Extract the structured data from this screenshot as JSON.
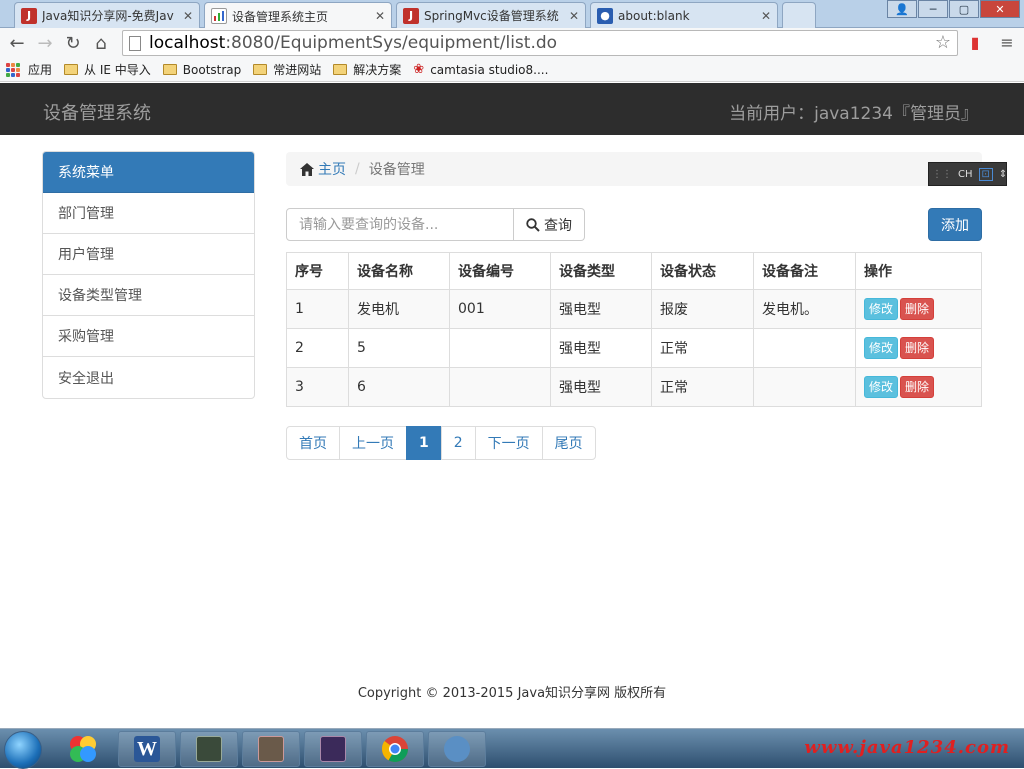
{
  "browser": {
    "tabs": [
      {
        "label": "Java知识分享网-免费Jav",
        "icon": "java-favicon-icon",
        "active": false
      },
      {
        "label": "设备管理系统主页",
        "icon": "page-chart-icon",
        "active": true
      },
      {
        "label": "SpringMvc设备管理系统",
        "icon": "java-favicon-icon",
        "active": false
      },
      {
        "label": "about:blank",
        "icon": "paw-icon",
        "active": false
      }
    ],
    "url_host": "localhost",
    "url_rest": ":8080/EquipmentSys/equipment/list.do",
    "bookmarks": [
      {
        "label": "应用",
        "type": "apps"
      },
      {
        "label": "从 IE 中导入",
        "type": "folder"
      },
      {
        "label": "Bootstrap",
        "type": "folder"
      },
      {
        "label": "常进网站",
        "type": "folder"
      },
      {
        "label": "解决方案",
        "type": "folder"
      },
      {
        "label": "camtasia studio8....",
        "type": "link"
      }
    ]
  },
  "navbar": {
    "brand": "设备管理系统",
    "current_user": "当前用户：java1234『管理员』"
  },
  "sidebar": {
    "header": "系统菜单",
    "items": [
      "部门管理",
      "用户管理",
      "设备类型管理",
      "采购管理",
      "安全退出"
    ]
  },
  "breadcrumb": {
    "home": "主页",
    "current": "设备管理"
  },
  "ime": {
    "label": "CH"
  },
  "search": {
    "placeholder": "请输入要查询的设备...",
    "button": "查询"
  },
  "add_button": "添加",
  "table": {
    "headers": [
      "序号",
      "设备名称",
      "设备编号",
      "设备类型",
      "设备状态",
      "设备备注",
      "操作"
    ],
    "rows": [
      {
        "no": "1",
        "name": "发电机",
        "code": "001",
        "type": "强电型",
        "status": "报废",
        "remark": "发电机。"
      },
      {
        "no": "2",
        "name": "5",
        "code": "",
        "type": "强电型",
        "status": "正常",
        "remark": ""
      },
      {
        "no": "3",
        "name": "6",
        "code": "",
        "type": "强电型",
        "status": "正常",
        "remark": ""
      }
    ],
    "edit_label": "修改",
    "delete_label": "删除"
  },
  "pagination": {
    "first": "首页",
    "prev": "上一页",
    "pages": [
      "1",
      "2"
    ],
    "active": "1",
    "next": "下一页",
    "last": "尾页"
  },
  "footer": "Copyright © 2013-2015 Java知识分享网 版权所有",
  "taskbar": {
    "watermark": "www.java1234.com"
  },
  "colors": {
    "primary": "#337ab7",
    "navbar": "#2d2d2d",
    "info": "#5bc0de",
    "danger": "#d9534f"
  }
}
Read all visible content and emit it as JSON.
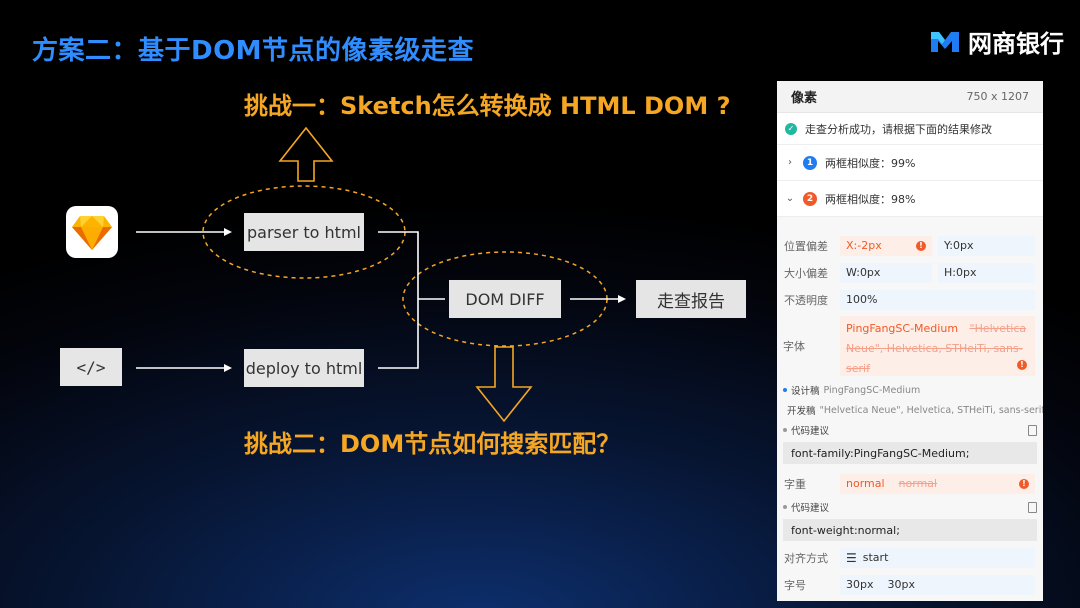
{
  "slide": {
    "title": "方案二：基于DOM节点的像素级走查",
    "logo_text": "网商银行",
    "challenge1": "挑战一：Sketch怎么转换成 HTML DOM ?",
    "challenge2": "挑战二：DOM节点如何搜索匹配？",
    "code_icon": "</>",
    "box_parser": "parser to html",
    "box_deploy": "deploy to html",
    "box_diff": "DOM DIFF",
    "box_report": "走查报告",
    "colors": {
      "title": "#2f8dff",
      "challenge": "#f5a623",
      "accent_error": "#f05a28"
    }
  },
  "panel": {
    "title": "像素",
    "dimensions": "750 x 1207",
    "status": "走查分析成功，请根据下面的结果修改",
    "items": [
      {
        "num": "1",
        "label": "两框相似度：99%",
        "expanded": false
      },
      {
        "num": "2",
        "label": "两框相似度：98%",
        "expanded": true
      }
    ],
    "position": {
      "label": "位置偏差",
      "x": "X:-2px",
      "y": "Y:0px"
    },
    "size": {
      "label": "大小偏差",
      "w": "W:0px",
      "h": "H:0px"
    },
    "opacity": {
      "label": "不透明度",
      "value": "100%"
    },
    "font": {
      "label": "字体",
      "actual": "PingFangSC-Medium",
      "expected": "\"Helvetica Neue\", Helvetica, STHeiTi, sans-serif",
      "design_label": "设计稿",
      "design_value": "PingFangSC-Medium",
      "dev_label": "开发稿",
      "dev_value": "\"Helvetica Neue\", Helvetica, STHeiTi, sans-serif",
      "suggest_label": "代码建议",
      "suggest_code": "font-family:PingFangSC-Medium;"
    },
    "weight": {
      "label": "字重",
      "actual": "normal",
      "expected": "normal",
      "suggest_label": "代码建议",
      "suggest_code": "font-weight:normal;"
    },
    "align": {
      "label": "对齐方式",
      "value": "start"
    },
    "fontsize": {
      "label": "字号",
      "v1": "30px",
      "v2": "30px"
    }
  }
}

- Task description -
List every line above that holds the word "expected".

- Solution -
      "expected": "\"Helvetica Neue\", Helvetica, STHeiTi, sans-serif",
      "expected": "normal",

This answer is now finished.